Copy all of the material exactly. Pictures are not to appear in the copy.

#####

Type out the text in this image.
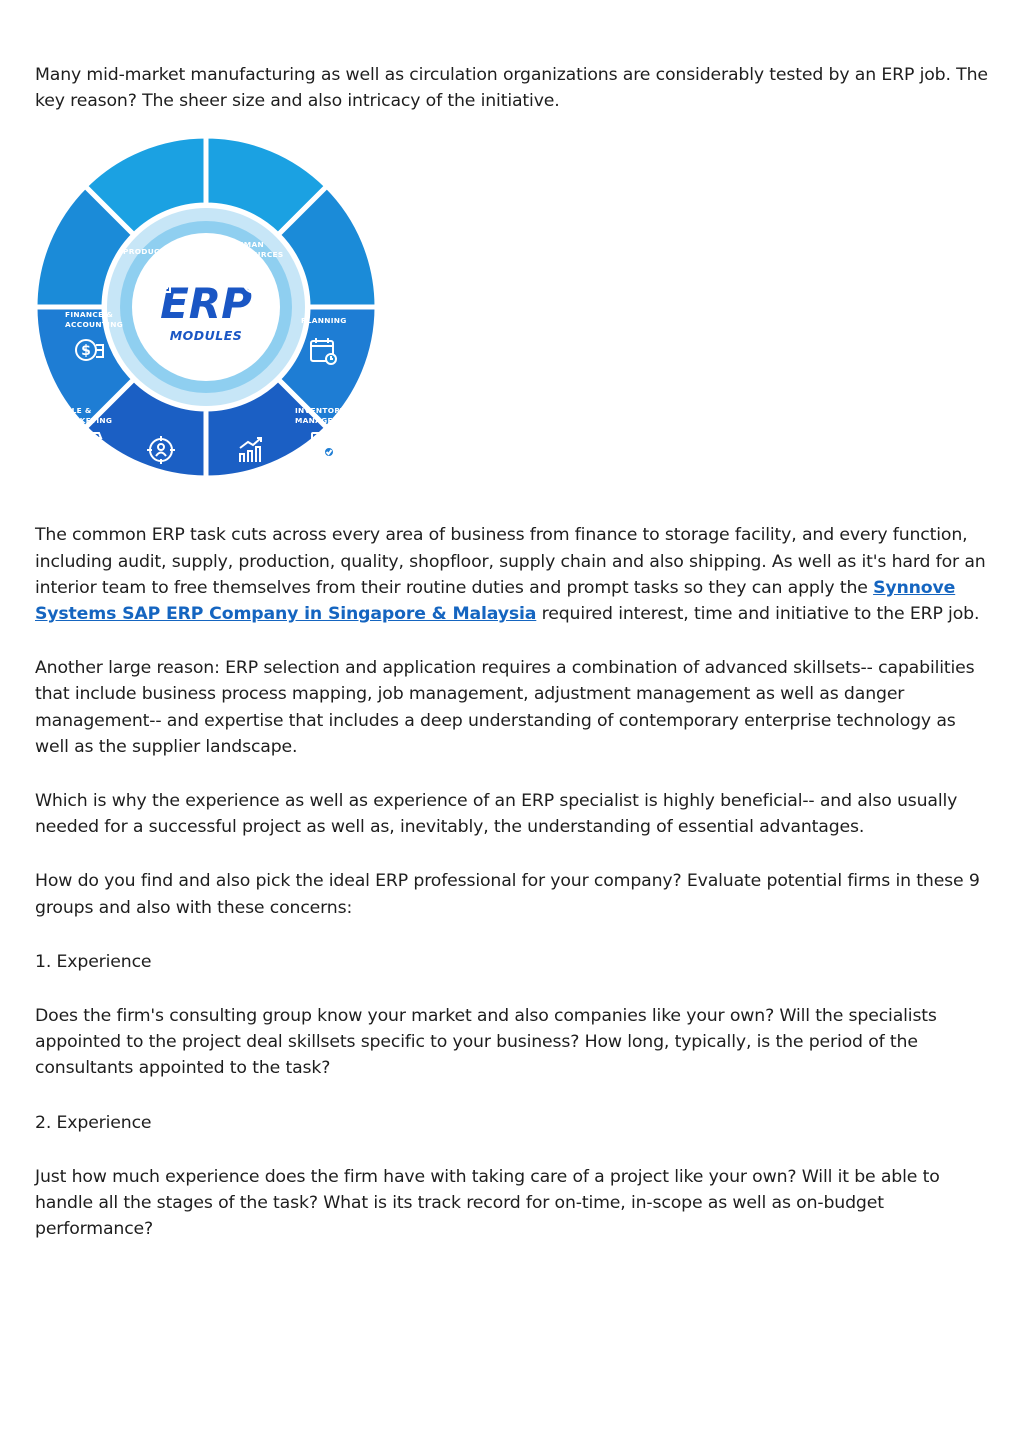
Many mid-market manufacturing as well as circulation organizations are considerably tested by an ERP job. The key reason? The sheer size and also intricacy of the initiative.

ERP
MODULES
PRODUCTION
HUMAN
RESOURCES
PLANNING
INVENTORY
MANAGEMENT
REPORTING
CRM
SALE &
MARKETING
FINANCE &
ACCOUNTING
$

The common ERP task cuts across every area of business from finance to storage facility, and every function, including audit, supply, production, quality, shopfloor, supply chain and also shipping. As well as it's hard for an interior team to free themselves from their routine duties and prompt tasks so they can apply the Synnove Systems SAP ERP Company in Singapore & Malaysia required interest, time and initiative to the ERP job.

Another large reason: ERP selection and application requires a combination of advanced skillsets-- capabilities that include business process mapping, job management, adjustment management as well as danger management-- and expertise that includes a deep understanding of contemporary enterprise technology as well as the supplier landscape.

Which is why the experience as well as experience of an ERP specialist is highly beneficial-- and also usually needed for a successful project as well as, inevitably, the understanding of essential advantages.

How do you find and also pick the ideal ERP professional for your company? Evaluate potential firms in these 9 groups and also with these concerns:

1. Experience

Does the firm's consulting group know your market and also companies like your own? Will the specialists appointed to the project deal skillsets specific to your business? How long, typically, is the period of the consultants appointed to the task?

2. Experience

Just how much experience does the firm have with taking care of a project like your own? Will it be able to handle all the stages of the task? What is its track record for on-time, in-scope as well as on-budget performance?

#####

| Result of this exercise |
Type out the text in this image.
Many mid-market manufacturing as well as circulation organizations are considerably tested by an ERP job. The key reason? The sheer size and also intricacy of the initiative.

ERP
MODULES
PRODUCTION
HUMAN
RESOURCES
PLANNING
INVENTORY
MANAGEMENT
REPORTING
CRM
SALE &
MARKETING
FINANCE &
ACCOUNTING
$

The common ERP task cuts across every area of business from finance to storage facility, and every function, including audit, supply, production, quality, shopfloor, supply chain and also shipping. As well as it's hard for an interior team to free themselves from their routine duties and prompt tasks so they can apply the Synnove Systems SAP ERP Company in Singapore & Malaysia required interest, time and initiative to the ERP job.

Another large reason: ERP selection and application requires a combination of advanced skillsets-- capabilities that include business process mapping, job management, adjustment management as well as danger management-- and expertise that includes a deep understanding of contemporary enterprise technology as well as the supplier landscape.

Which is why the experience as well as experience of an ERP specialist is highly beneficial-- and also usually needed for a successful project as well as, inevitably, the understanding of essential advantages.

How do you find and also pick the ideal ERP professional for your company? Evaluate potential firms in these 9 groups and also with these concerns:

1. Experience

Does the firm's consulting group know your market and also companies like your own? Will the specialists appointed to the project deal skillsets specific to your business? How long, typically, is the period of the consultants appointed to the task?

2. Experience

Just how much experience does the firm have with taking care of a project like your own? Will it be able to handle all the stages of the task? What is its track record for on-time, in-scope as well as on-budget performance?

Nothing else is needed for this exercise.